* Begin GIVEN ENTRIES *

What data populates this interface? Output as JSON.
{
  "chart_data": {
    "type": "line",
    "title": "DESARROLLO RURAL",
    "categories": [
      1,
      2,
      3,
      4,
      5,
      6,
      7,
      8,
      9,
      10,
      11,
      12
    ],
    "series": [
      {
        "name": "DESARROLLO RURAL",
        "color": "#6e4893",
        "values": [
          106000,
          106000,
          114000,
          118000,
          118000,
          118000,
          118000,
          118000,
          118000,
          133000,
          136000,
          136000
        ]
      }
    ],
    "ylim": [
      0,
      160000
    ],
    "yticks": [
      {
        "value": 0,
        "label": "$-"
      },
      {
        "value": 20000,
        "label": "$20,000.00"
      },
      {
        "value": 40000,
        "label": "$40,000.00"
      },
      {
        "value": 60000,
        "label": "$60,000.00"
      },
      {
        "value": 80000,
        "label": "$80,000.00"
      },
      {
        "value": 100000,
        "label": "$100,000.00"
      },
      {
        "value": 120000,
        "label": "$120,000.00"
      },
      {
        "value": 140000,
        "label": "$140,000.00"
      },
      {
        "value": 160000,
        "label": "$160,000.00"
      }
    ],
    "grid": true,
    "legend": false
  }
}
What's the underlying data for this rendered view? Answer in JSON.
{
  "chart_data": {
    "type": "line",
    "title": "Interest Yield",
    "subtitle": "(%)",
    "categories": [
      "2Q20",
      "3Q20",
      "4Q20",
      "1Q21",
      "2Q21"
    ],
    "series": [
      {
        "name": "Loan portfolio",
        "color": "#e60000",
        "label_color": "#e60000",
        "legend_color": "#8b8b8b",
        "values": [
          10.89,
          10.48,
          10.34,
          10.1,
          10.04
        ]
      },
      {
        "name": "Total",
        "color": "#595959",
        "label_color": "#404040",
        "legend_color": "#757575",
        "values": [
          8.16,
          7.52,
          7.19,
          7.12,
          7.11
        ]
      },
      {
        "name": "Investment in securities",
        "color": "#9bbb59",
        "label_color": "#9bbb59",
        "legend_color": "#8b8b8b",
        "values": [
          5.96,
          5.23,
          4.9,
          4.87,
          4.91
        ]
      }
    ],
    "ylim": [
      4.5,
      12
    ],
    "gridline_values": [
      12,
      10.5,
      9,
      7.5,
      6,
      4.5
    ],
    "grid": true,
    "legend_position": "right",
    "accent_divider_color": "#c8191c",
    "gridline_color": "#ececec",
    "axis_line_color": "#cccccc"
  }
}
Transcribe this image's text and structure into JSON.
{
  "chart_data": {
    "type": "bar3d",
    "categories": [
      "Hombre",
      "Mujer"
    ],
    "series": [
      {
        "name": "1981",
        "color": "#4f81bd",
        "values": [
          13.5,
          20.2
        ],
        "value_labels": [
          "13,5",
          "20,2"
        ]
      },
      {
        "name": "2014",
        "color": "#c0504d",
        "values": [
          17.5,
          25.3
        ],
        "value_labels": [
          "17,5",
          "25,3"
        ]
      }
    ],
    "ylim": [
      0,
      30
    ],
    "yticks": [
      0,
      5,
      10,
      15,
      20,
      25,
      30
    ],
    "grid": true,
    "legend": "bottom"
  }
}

* End GIVEN ENTRIES *

### [GOAL OF THE EXERCISE]
Would you write down every record again, exactly?

### [RESULT OF THE EXERCISE]
What data populates this interface? Output as JSON.
{
  "chart_data": {
    "type": "line",
    "title": "DESARROLLO RURAL",
    "categories": [
      1,
      2,
      3,
      4,
      5,
      6,
      7,
      8,
      9,
      10,
      11,
      12
    ],
    "series": [
      {
        "name": "DESARROLLO RURAL",
        "color": "#6e4893",
        "values": [
          106000,
          106000,
          114000,
          118000,
          118000,
          118000,
          118000,
          118000,
          118000,
          133000,
          136000,
          136000
        ]
      }
    ],
    "ylim": [
      0,
      160000
    ],
    "yticks": [
      {
        "value": 0,
        "label": "$-"
      },
      {
        "value": 20000,
        "label": "$20,000.00"
      },
      {
        "value": 40000,
        "label": "$40,000.00"
      },
      {
        "value": 60000,
        "label": "$60,000.00"
      },
      {
        "value": 80000,
        "label": "$80,000.00"
      },
      {
        "value": 100000,
        "label": "$100,000.00"
      },
      {
        "value": 120000,
        "label": "$120,000.00"
      },
      {
        "value": 140000,
        "label": "$140,000.00"
      },
      {
        "value": 160000,
        "label": "$160,000.00"
      }
    ],
    "grid": true,
    "legend": false
  }
}
What's the underlying data for this rendered view? Answer in JSON.
{
  "chart_data": {
    "type": "line",
    "title": "Interest Yield",
    "subtitle": "(%)",
    "categories": [
      "2Q20",
      "3Q20",
      "4Q20",
      "1Q21",
      "2Q21"
    ],
    "series": [
      {
        "name": "Loan portfolio",
        "color": "#e60000",
        "label_color": "#e60000",
        "legend_color": "#8b8b8b",
        "values": [
          10.89,
          10.48,
          10.34,
          10.1,
          10.04
        ]
      },
      {
        "name": "Total",
        "color": "#595959",
        "label_color": "#404040",
        "legend_color": "#757575",
        "values": [
          8.16,
          7.52,
          7.19,
          7.12,
          7.11
        ]
      },
      {
        "name": "Investment in securities",
        "color": "#9bbb59",
        "label_color": "#9bbb59",
        "legend_color": "#8b8b8b",
        "values": [
          5.96,
          5.23,
          4.9,
          4.87,
          4.91
        ]
      }
    ],
    "ylim": [
      4.5,
      12
    ],
    "gridline_values": [
      12,
      10.5,
      9,
      7.5,
      6,
      4.5
    ],
    "grid": true,
    "legend_position": "right",
    "accent_divider_color": "#c8191c",
    "gridline_color": "#ececec",
    "axis_line_color": "#cccccc"
  }
}
Transcribe this image's text and structure into JSON.
{
  "chart_data": {
    "type": "bar3d",
    "categories": [
      "Hombre",
      "Mujer"
    ],
    "series": [
      {
        "name": "1981",
        "color": "#4f81bd",
        "values": [
          13.5,
          20.2
        ],
        "value_labels": [
          "13,5",
          "20,2"
        ]
      },
      {
        "name": "2014",
        "color": "#c0504d",
        "values": [
          17.5,
          25.3
        ],
        "value_labels": [
          "17,5",
          "25,3"
        ]
      }
    ],
    "ylim": [
      0,
      30
    ],
    "yticks": [
      0,
      5,
      10,
      15,
      20,
      25,
      30
    ],
    "grid": true,
    "legend": "bottom"
  }
}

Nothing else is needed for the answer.